Stored records
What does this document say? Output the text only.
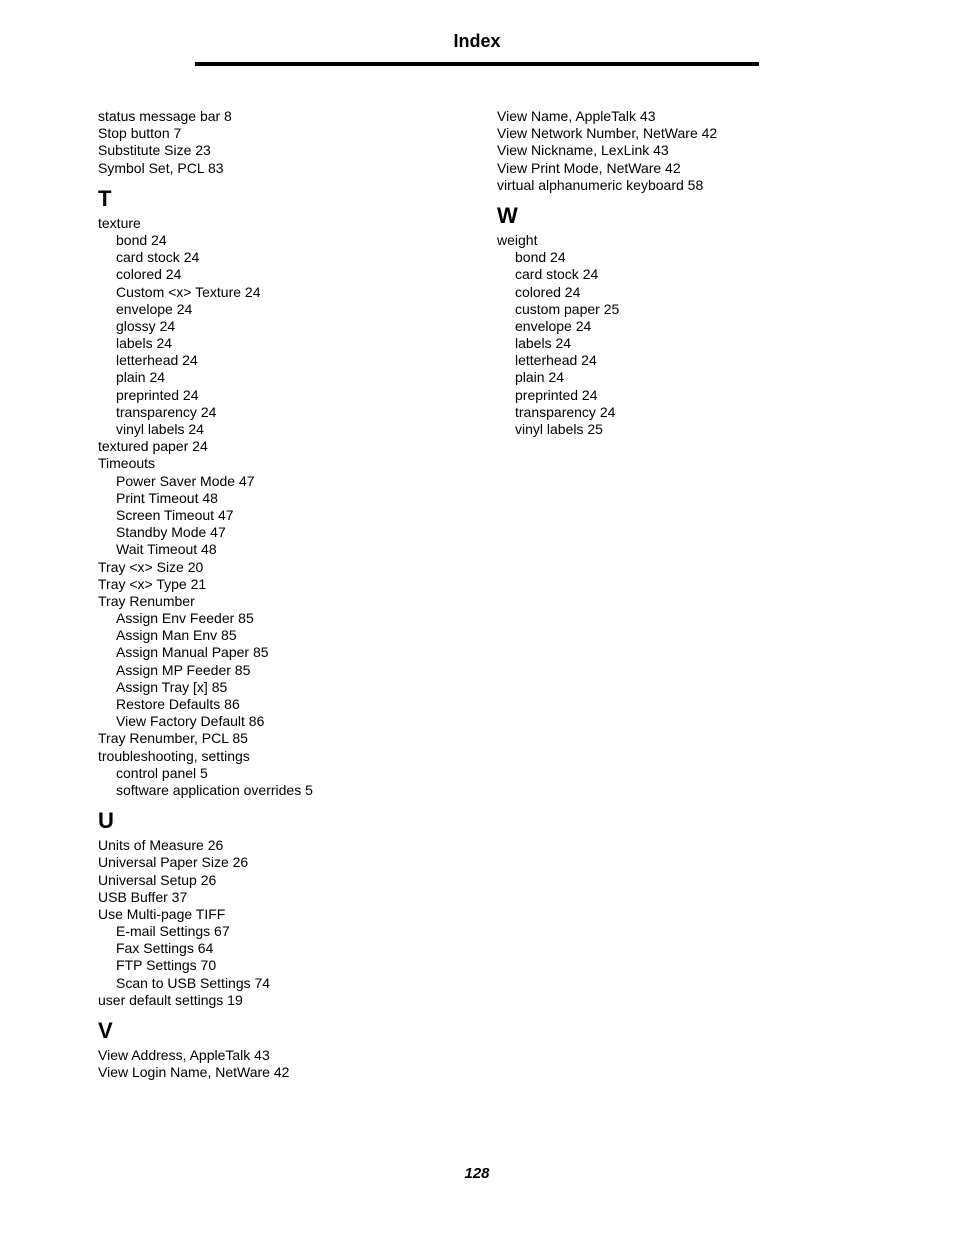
Index
status message bar 8
Stop button 7
Substitute Size 23
Symbol Set, PCL 83
T
texture
bond 24
card stock 24
colored 24
Custom <x> Texture 24
envelope 24
glossy 24
labels 24
letterhead 24
plain 24
preprinted 24
transparency 24
vinyl labels 24
textured paper 24
Timeouts
Power Saver Mode 47
Print Timeout 48
Screen Timeout 47
Standby Mode 47
Wait Timeout 48
Tray <x> Size 20
Tray <x> Type 21
Tray Renumber
Assign Env Feeder 85
Assign Man Env 85
Assign Manual Paper 85
Assign MP Feeder 85
Assign Tray [x] 85
Restore Defaults 86
View Factory Default 86
Tray Renumber, PCL 85
troubleshooting, settings
control panel 5
software application overrides 5
U
Units of Measure 26
Universal Paper Size 26
Universal Setup 26
USB Buffer 37
Use Multi-page TIFF
E-mail Settings 67
Fax Settings 64
FTP Settings 70
Scan to USB Settings 74
user default settings 19
V
View Address, AppleTalk 43
View Login Name, NetWare 42
View Name, AppleTalk 43
View Network Number, NetWare 42
View Nickname, LexLink 43
View Print Mode, NetWare 42
virtual alphanumeric keyboard 58
W
weight
bond 24
card stock 24
colored 24
custom paper 25
envelope 24
labels 24
letterhead 24
plain 24
preprinted 24
transparency 24
vinyl labels 25
128
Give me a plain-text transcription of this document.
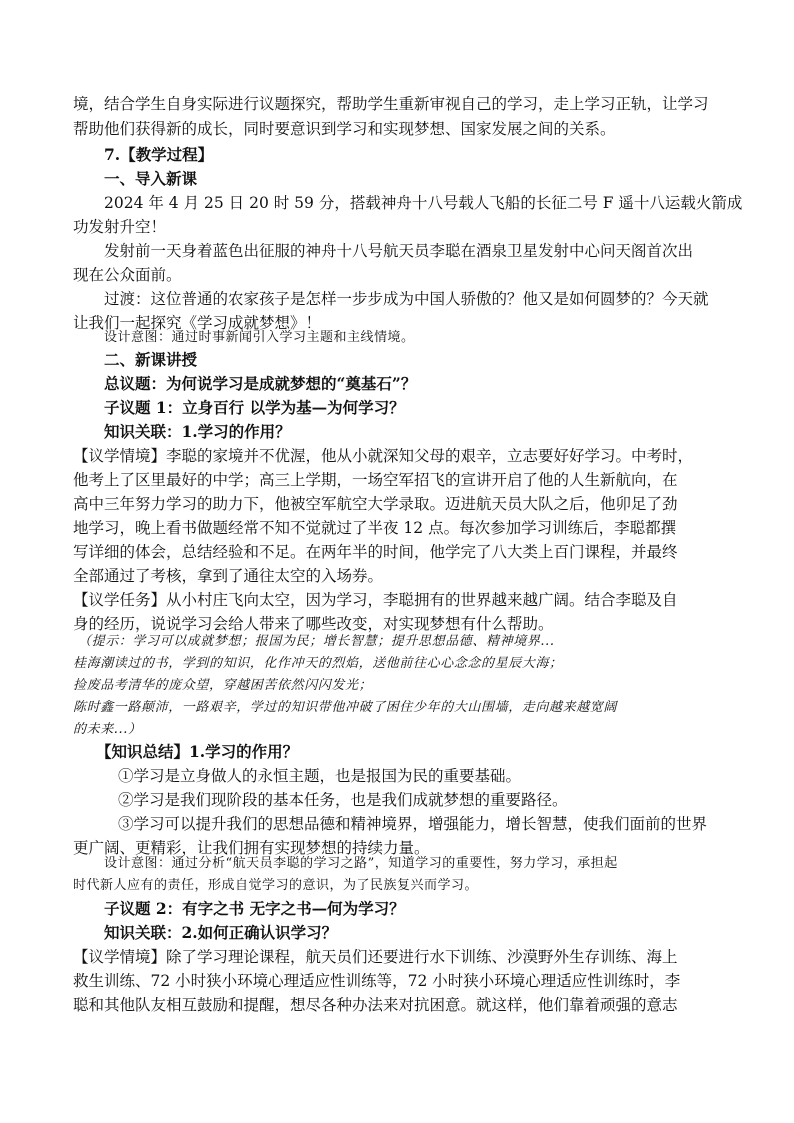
境，结合学生自身实际进行议题探究，帮助学生重新审视自己的学习，走上学习正轨，让学习
帮助他们获得新的成长，同时要意识到学习和实现梦想、国家发展之间的关系。
7.【教学过程】
一、导入新课
2024 年 4 月 25 日 20 时 59 分，搭载神舟十八号载人飞船的长征二号 F 遥十八运载火箭成
功发射升空！
发射前一天身着蓝色出征服的神舟十八号航天员李聪在酒泉卫星发射中心问天阁首次出
现在公众面前。
过渡：这位普通的农家孩子是怎样一步步成为中国人骄傲的？他又是如何圆梦的？今天就
让我们一起探究《学习成就梦想》！
设计意图：通过时事新闻引入学习主题和主线情境。
二、新课讲授
总议题：为何说学习是成就梦想的“奠基石”？
子议题 1：立身百行 以学为基—为何学习？
知识关联：1.学习的作用？
【议学情境】李聪的家境并不优渥，他从小就深知父母的艰辛，立志要好好学习。中考时，
他考上了区里最好的中学；高三上学期，一场空军招飞的宣讲开启了他的人生新航向，在
高中三年努力学习的助力下，他被空军航空大学录取。迈进航天员大队之后，他卯足了劲
地学习，晚上看书做题经常不知不觉就过了半夜 12 点。每次参加学习训练后，李聪都撰
写详细的体会，总结经验和不足。在两年半的时间，他学完了八大类上百门课程，并最终
全部通过了考核，拿到了通往太空的入场券。
【议学任务】从小村庄飞向太空，因为学习，李聪拥有的世界越来越广阔。结合李聪及自
身的经历，说说学习会给人带来了哪些改变，对实现梦想有什么帮助。
（提示：学习可以成就梦想；报国为民；增长智慧；提升思想品德、精神境界...
桂海潮读过的书，学到的知识，化作冲天的烈焰，送他前往心心念念的星辰大海；
捡废品考清华的庞众望，穿越困苦依然闪闪发光；
陈时鑫一路颠沛，一路艰辛，学过的知识带他冲破了困住少年的大山围墙，走向越来越宽阔
的未来...）
【知识总结】1.学习的作用？
①学习是立身做人的永恒主题，也是报国为民的重要基础。
②学习是我们现阶段的基本任务，也是我们成就梦想的重要路径。
③学习可以提升我们的思想品德和精神境界，增强能力，增长智慧，使我们面前的世界
更广阔、更精彩，让我们拥有实现梦想的持续力量。
设计意图：通过分析“航天员李聪的学习之路”，知道学习的重要性，努力学习，承担起
时代新人应有的责任，形成自觉学习的意识，为了民族复兴而学习。
子议题 2：有字之书 无字之书—何为学习？
知识关联：2.如何正确认识学习？
【议学情境】除了学习理论课程，航天员们还要进行水下训练、沙漠野外生存训练、海上
救生训练、72 小时狭小环境心理适应性训练等，72 小时狭小环境心理适应性训练时，李
聪和其他队友相互鼓励和提醒，想尽各种办法来对抗困意。就这样，他们靠着顽强的意志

- _AIM OF THE EXERCISE_:
Set the entries down again exactly. Do not include the images.

- _TASK SOLUTION_:
What does this document say? Output the text only.
Index
status message bar 8
Stop button 7
Substitute Size 23
Symbol Set, PCL 83
T
texture
bond 24
card stock 24
colored 24
Custom <x> Texture 24
envelope 24
glossy 24
labels 24
letterhead 24
plain 24
preprinted 24
transparency 24
vinyl labels 24
textured paper 24
Timeouts
Power Saver Mode 47
Print Timeout 48
Screen Timeout 47
Standby Mode 47
Wait Timeout 48
Tray <x> Size 20
Tray <x> Type 21
Tray Renumber
Assign Env Feeder 85
Assign Man Env 85
Assign Manual Paper 85
Assign MP Feeder 85
Assign Tray [x] 85
Restore Defaults 86
View Factory Default 86
Tray Renumber, PCL 85
troubleshooting, settings
control panel 5
software application overrides 5
U
Units of Measure 26
Universal Paper Size 26
Universal Setup 26
USB Buffer 37
Use Multi-page TIFF
E-mail Settings 67
Fax Settings 64
FTP Settings 70
Scan to USB Settings 74
user default settings 19
V
View Address, AppleTalk 43
View Login Name, NetWare 42
View Name, AppleTalk 43
View Network Number, NetWare 42
View Nickname, LexLink 43
View Print Mode, NetWare 42
virtual alphanumeric keyboard 58
W
weight
bond 24
card stock 24
colored 24
custom paper 25
envelope 24
labels 24
letterhead 24
plain 24
preprinted 24
transparency 24
vinyl labels 25
128
Give me a plain-text transcription of this document.
境，结合学生自身实际进行议题探究，帮助学生重新审视自己的学习，走上学习正轨，让学习
帮助他们获得新的成长，同时要意识到学习和实现梦想、国家发展之间的关系。
7.【教学过程】
一、导入新课
2024 年 4 月 25 日 20 时 59 分，搭载神舟十八号载人飞船的长征二号 F 遥十八运载火箭成
功发射升空！
发射前一天身着蓝色出征服的神舟十八号航天员李聪在酒泉卫星发射中心问天阁首次出
现在公众面前。
过渡：这位普通的农家孩子是怎样一步步成为中国人骄傲的？他又是如何圆梦的？今天就
让我们一起探究《学习成就梦想》！
设计意图：通过时事新闻引入学习主题和主线情境。
二、新课讲授
总议题：为何说学习是成就梦想的“奠基石”？
子议题 1：立身百行 以学为基—为何学习？
知识关联：1.学习的作用？
【议学情境】李聪的家境并不优渥，他从小就深知父母的艰辛，立志要好好学习。中考时，
他考上了区里最好的中学；高三上学期，一场空军招飞的宣讲开启了他的人生新航向，在
高中三年努力学习的助力下，他被空军航空大学录取。迈进航天员大队之后，他卯足了劲
地学习，晚上看书做题经常不知不觉就过了半夜 12 点。每次参加学习训练后，李聪都撰
写详细的体会，总结经验和不足。在两年半的时间，他学完了八大类上百门课程，并最终
全部通过了考核，拿到了通往太空的入场券。
【议学任务】从小村庄飞向太空，因为学习，李聪拥有的世界越来越广阔。结合李聪及自
身的经历，说说学习会给人带来了哪些改变，对实现梦想有什么帮助。
（提示：学习可以成就梦想；报国为民；增长智慧；提升思想品德、精神境界...
桂海潮读过的书，学到的知识，化作冲天的烈焰，送他前往心心念念的星辰大海；
捡废品考清华的庞众望，穿越困苦依然闪闪发光；
陈时鑫一路颠沛，一路艰辛，学过的知识带他冲破了困住少年的大山围墙，走向越来越宽阔
的未来...）
【知识总结】1.学习的作用？
①学习是立身做人的永恒主题，也是报国为民的重要基础。
②学习是我们现阶段的基本任务，也是我们成就梦想的重要路径。
③学习可以提升我们的思想品德和精神境界，增强能力，增长智慧，使我们面前的世界
更广阔、更精彩，让我们拥有实现梦想的持续力量。
设计意图：通过分析“航天员李聪的学习之路”，知道学习的重要性，努力学习，承担起
时代新人应有的责任，形成自觉学习的意识，为了民族复兴而学习。
子议题 2：有字之书 无字之书—何为学习？
知识关联：2.如何正确认识学习？
【议学情境】除了学习理论课程，航天员们还要进行水下训练、沙漠野外生存训练、海上
救生训练、72 小时狭小环境心理适应性训练等，72 小时狭小环境心理适应性训练时，李
聪和其他队友相互鼓励和提醒，想尽各种办法来对抗困意。就这样，他们靠着顽强的意志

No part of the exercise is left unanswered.